■ **What to do**
Print the entries that appear below, exactly as written and without their pictures.

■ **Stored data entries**

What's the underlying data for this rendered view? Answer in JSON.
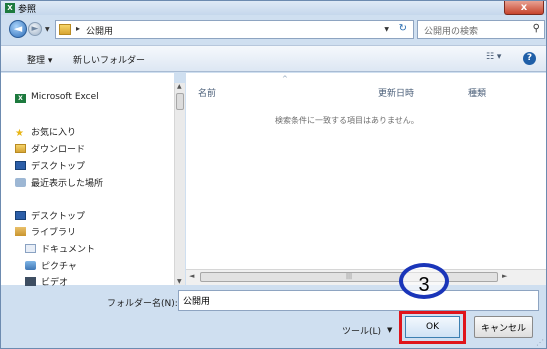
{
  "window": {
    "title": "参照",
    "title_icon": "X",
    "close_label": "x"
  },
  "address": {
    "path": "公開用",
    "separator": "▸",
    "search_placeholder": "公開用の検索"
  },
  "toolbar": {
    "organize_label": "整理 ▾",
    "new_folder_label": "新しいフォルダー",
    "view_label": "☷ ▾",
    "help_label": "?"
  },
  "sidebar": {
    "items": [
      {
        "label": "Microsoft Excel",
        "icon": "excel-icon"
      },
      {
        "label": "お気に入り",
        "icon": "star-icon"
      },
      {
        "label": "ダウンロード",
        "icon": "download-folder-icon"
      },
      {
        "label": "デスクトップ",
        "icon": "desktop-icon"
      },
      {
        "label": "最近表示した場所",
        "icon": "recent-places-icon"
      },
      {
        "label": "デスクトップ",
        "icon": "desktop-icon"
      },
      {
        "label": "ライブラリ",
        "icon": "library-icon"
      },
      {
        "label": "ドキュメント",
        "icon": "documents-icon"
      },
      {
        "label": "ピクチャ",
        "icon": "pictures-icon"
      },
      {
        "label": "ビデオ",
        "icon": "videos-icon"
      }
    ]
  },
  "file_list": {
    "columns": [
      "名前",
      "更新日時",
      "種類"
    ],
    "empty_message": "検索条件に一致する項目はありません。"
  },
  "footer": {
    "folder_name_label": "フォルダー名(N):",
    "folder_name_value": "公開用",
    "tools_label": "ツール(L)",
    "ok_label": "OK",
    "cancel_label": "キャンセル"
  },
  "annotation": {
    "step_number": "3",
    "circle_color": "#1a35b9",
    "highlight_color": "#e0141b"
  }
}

■ **Exercise result**
What's the underlying data for this rendered view? Answer in JSON.
{
  "window": {
    "title": "参照",
    "title_icon": "X",
    "close_label": "x"
  },
  "address": {
    "path": "公開用",
    "separator": "▸",
    "search_placeholder": "公開用の検索"
  },
  "toolbar": {
    "organize_label": "整理 ▾",
    "new_folder_label": "新しいフォルダー",
    "view_label": "☷ ▾",
    "help_label": "?"
  },
  "sidebar": {
    "items": [
      {
        "label": "Microsoft Excel",
        "icon": "excel-icon"
      },
      {
        "label": "お気に入り",
        "icon": "star-icon"
      },
      {
        "label": "ダウンロード",
        "icon": "download-folder-icon"
      },
      {
        "label": "デスクトップ",
        "icon": "desktop-icon"
      },
      {
        "label": "最近表示した場所",
        "icon": "recent-places-icon"
      },
      {
        "label": "デスクトップ",
        "icon": "desktop-icon"
      },
      {
        "label": "ライブラリ",
        "icon": "library-icon"
      },
      {
        "label": "ドキュメント",
        "icon": "documents-icon"
      },
      {
        "label": "ピクチャ",
        "icon": "pictures-icon"
      },
      {
        "label": "ビデオ",
        "icon": "videos-icon"
      }
    ]
  },
  "file_list": {
    "columns": [
      "名前",
      "更新日時",
      "種類"
    ],
    "empty_message": "検索条件に一致する項目はありません。"
  },
  "footer": {
    "folder_name_label": "フォルダー名(N):",
    "folder_name_value": "公開用",
    "tools_label": "ツール(L)",
    "ok_label": "OK",
    "cancel_label": "キャンセル"
  },
  "annotation": {
    "step_number": "3",
    "circle_color": "#1a35b9",
    "highlight_color": "#e0141b"
  }
}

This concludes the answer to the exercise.